Task goal: Leave the pictures out and print every record below exactly as it stands.

[Chart and figure data]
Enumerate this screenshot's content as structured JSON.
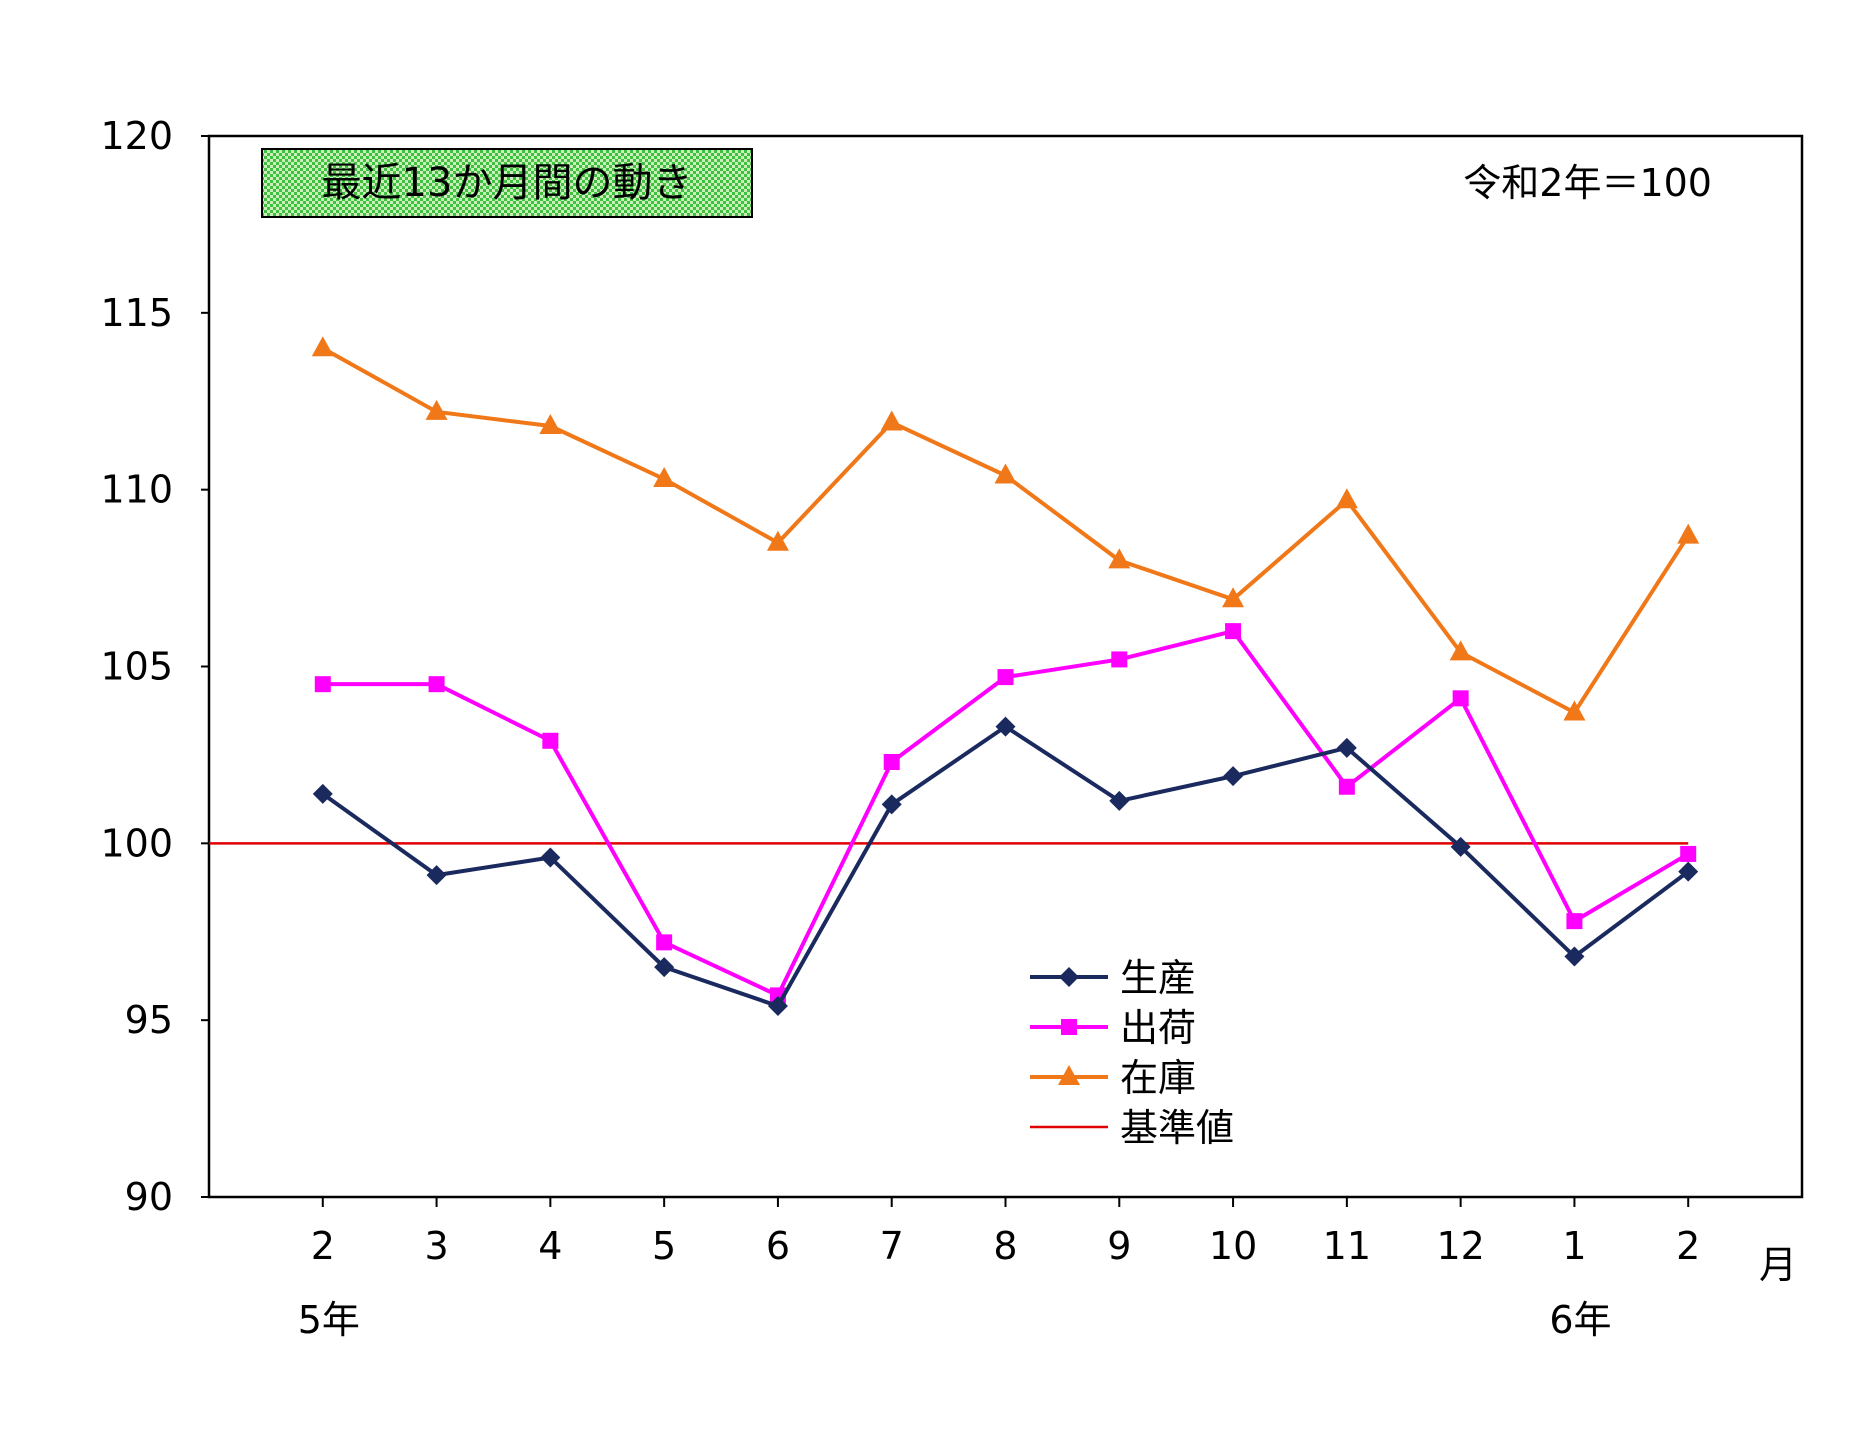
{
  "chart_data": {
    "type": "line",
    "title": "最近13か月間の動き",
    "note": "令和2年＝100",
    "categories": [
      "2",
      "3",
      "4",
      "5",
      "6",
      "7",
      "8",
      "9",
      "10",
      "11",
      "12",
      "1",
      "2"
    ],
    "x_unit": "月",
    "year_labels": [
      {
        "label": "5年",
        "category_index": 0
      },
      {
        "label": "6年",
        "category_index": 11
      }
    ],
    "ylim": [
      90,
      120
    ],
    "yticks": [
      90,
      95,
      100,
      105,
      110,
      115,
      120
    ],
    "series": [
      {
        "name": "生産",
        "marker": "diamond",
        "color": "#1a2a5e",
        "values": [
          101.4,
          99.1,
          99.6,
          96.5,
          95.4,
          101.1,
          103.3,
          101.2,
          101.9,
          102.7,
          99.9,
          96.8,
          99.2
        ]
      },
      {
        "name": "出荷",
        "marker": "square",
        "color": "#ff00ff",
        "values": [
          104.5,
          104.5,
          102.9,
          97.2,
          95.7,
          102.3,
          104.7,
          105.2,
          106.0,
          101.6,
          104.1,
          97.8,
          99.7
        ]
      },
      {
        "name": "在庫",
        "marker": "triangle",
        "color": "#f07818",
        "values": [
          114.0,
          112.2,
          111.8,
          110.3,
          108.5,
          111.9,
          110.4,
          108.0,
          106.9,
          109.7,
          105.4,
          103.7,
          108.7
        ]
      }
    ],
    "reference_line": {
      "name": "基準値",
      "value": 100,
      "color": "#e00000"
    },
    "legend_position": "bottom-center",
    "grid": false
  }
}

Output of the task:
Enumerate this screenshot's content as structured JSON.
{
  "chart_data": {
    "type": "line",
    "title": "最近13か月間の動き",
    "note": "令和2年＝100",
    "categories": [
      "2",
      "3",
      "4",
      "5",
      "6",
      "7",
      "8",
      "9",
      "10",
      "11",
      "12",
      "1",
      "2"
    ],
    "x_unit": "月",
    "year_labels": [
      {
        "label": "5年",
        "category_index": 0
      },
      {
        "label": "6年",
        "category_index": 11
      }
    ],
    "ylim": [
      90,
      120
    ],
    "yticks": [
      90,
      95,
      100,
      105,
      110,
      115,
      120
    ],
    "series": [
      {
        "name": "生産",
        "marker": "diamond",
        "color": "#1a2a5e",
        "values": [
          101.4,
          99.1,
          99.6,
          96.5,
          95.4,
          101.1,
          103.3,
          101.2,
          101.9,
          102.7,
          99.9,
          96.8,
          99.2
        ]
      },
      {
        "name": "出荷",
        "marker": "square",
        "color": "#ff00ff",
        "values": [
          104.5,
          104.5,
          102.9,
          97.2,
          95.7,
          102.3,
          104.7,
          105.2,
          106.0,
          101.6,
          104.1,
          97.8,
          99.7
        ]
      },
      {
        "name": "在庫",
        "marker": "triangle",
        "color": "#f07818",
        "values": [
          114.0,
          112.2,
          111.8,
          110.3,
          108.5,
          111.9,
          110.4,
          108.0,
          106.9,
          109.7,
          105.4,
          103.7,
          108.7
        ]
      }
    ],
    "reference_line": {
      "name": "基準値",
      "value": 100,
      "color": "#e00000"
    },
    "legend_position": "bottom-center",
    "grid": false
  }
}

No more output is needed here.